Stored data:
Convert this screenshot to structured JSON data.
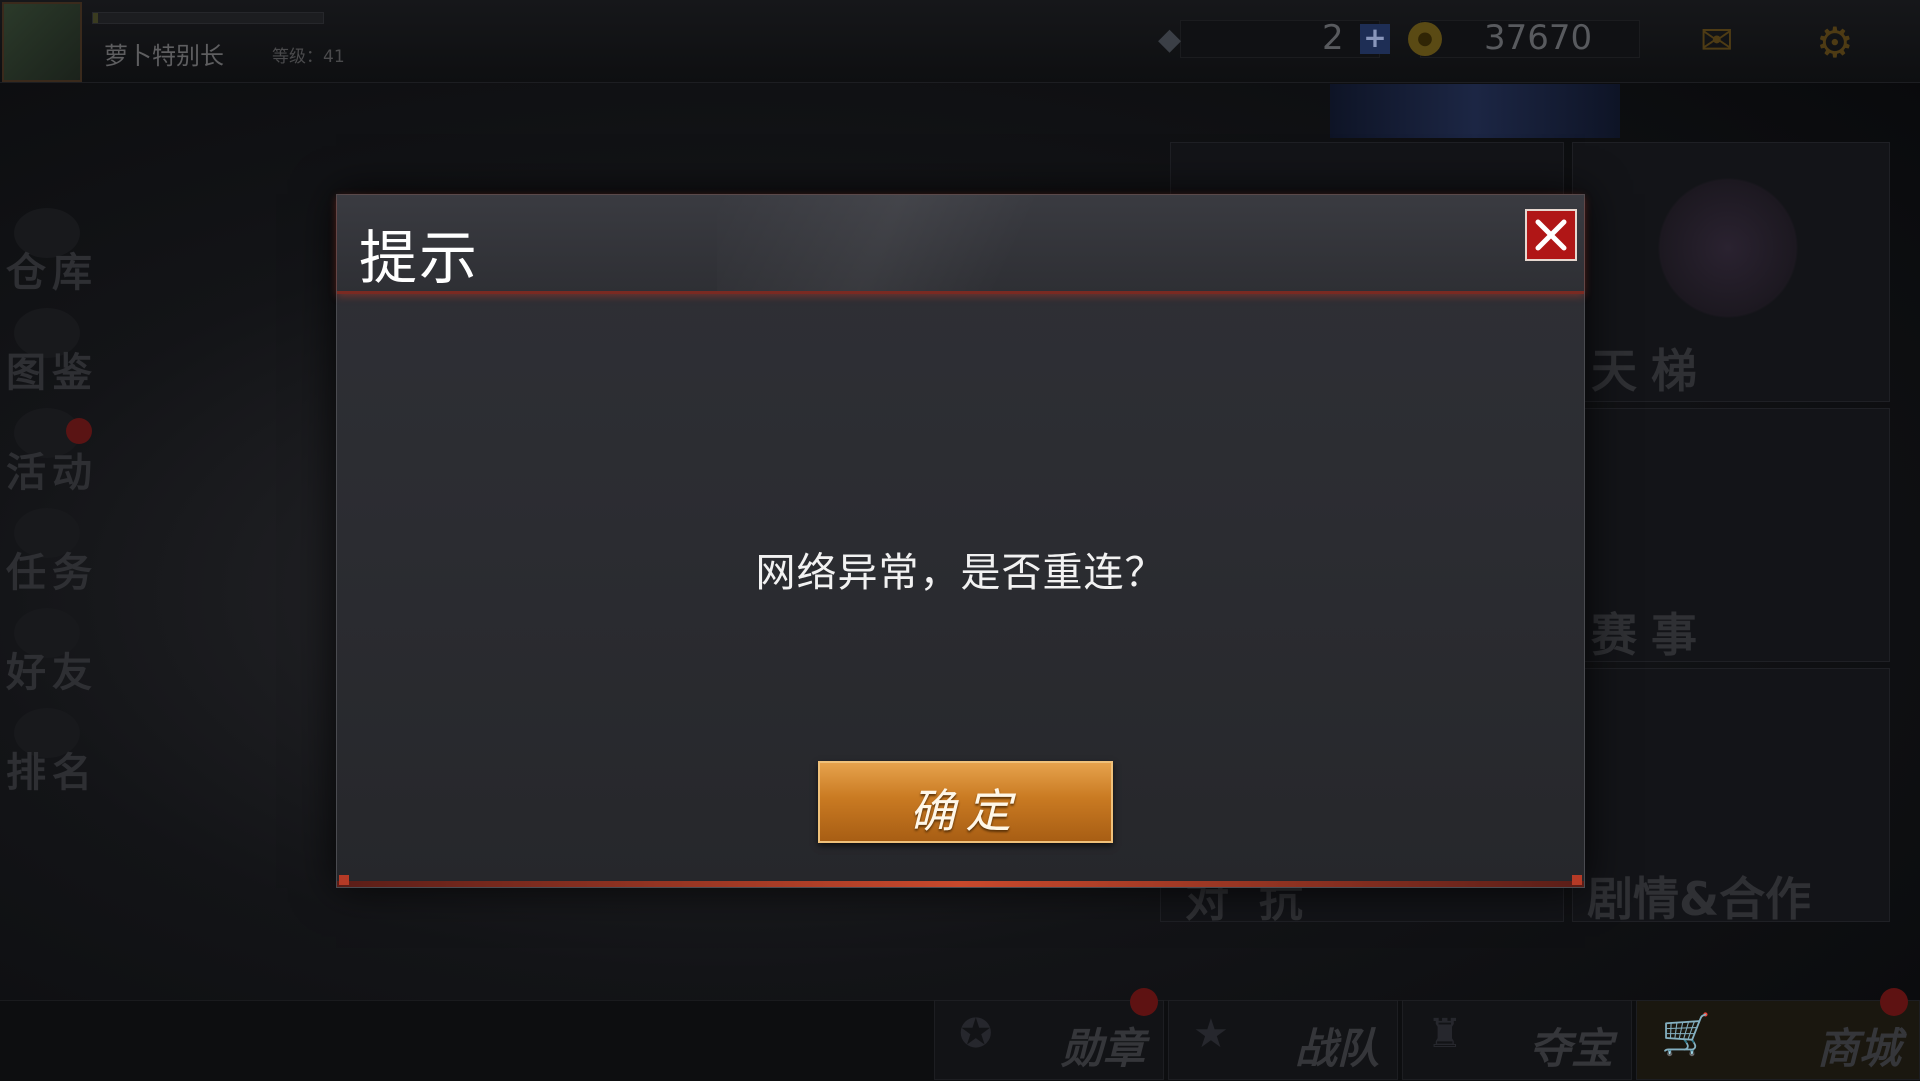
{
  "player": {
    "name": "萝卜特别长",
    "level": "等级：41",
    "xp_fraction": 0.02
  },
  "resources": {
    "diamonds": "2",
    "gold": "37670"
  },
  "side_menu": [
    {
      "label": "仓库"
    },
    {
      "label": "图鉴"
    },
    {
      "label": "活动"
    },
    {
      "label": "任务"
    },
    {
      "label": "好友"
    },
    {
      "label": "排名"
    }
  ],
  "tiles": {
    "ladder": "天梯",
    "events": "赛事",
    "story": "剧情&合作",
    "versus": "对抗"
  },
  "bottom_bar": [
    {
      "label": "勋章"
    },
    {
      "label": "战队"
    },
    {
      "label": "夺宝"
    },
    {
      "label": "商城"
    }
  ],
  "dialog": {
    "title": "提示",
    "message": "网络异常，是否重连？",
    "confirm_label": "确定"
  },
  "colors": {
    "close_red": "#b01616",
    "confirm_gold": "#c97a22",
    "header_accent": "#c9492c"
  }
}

Exercise instructions: Reproduce each entry precisely. Leave the pictures out.

Reply:
Convert this screenshot to structured JSON data.
{
  "player": {
    "name": "萝卜特别长",
    "level": "等级：41",
    "xp_fraction": 0.02
  },
  "resources": {
    "diamonds": "2",
    "gold": "37670"
  },
  "side_menu": [
    {
      "label": "仓库"
    },
    {
      "label": "图鉴"
    },
    {
      "label": "活动"
    },
    {
      "label": "任务"
    },
    {
      "label": "好友"
    },
    {
      "label": "排名"
    }
  ],
  "tiles": {
    "ladder": "天梯",
    "events": "赛事",
    "story": "剧情&合作",
    "versus": "对抗"
  },
  "bottom_bar": [
    {
      "label": "勋章"
    },
    {
      "label": "战队"
    },
    {
      "label": "夺宝"
    },
    {
      "label": "商城"
    }
  ],
  "dialog": {
    "title": "提示",
    "message": "网络异常，是否重连？",
    "confirm_label": "确定"
  },
  "colors": {
    "close_red": "#b01616",
    "confirm_gold": "#c97a22",
    "header_accent": "#c9492c"
  }
}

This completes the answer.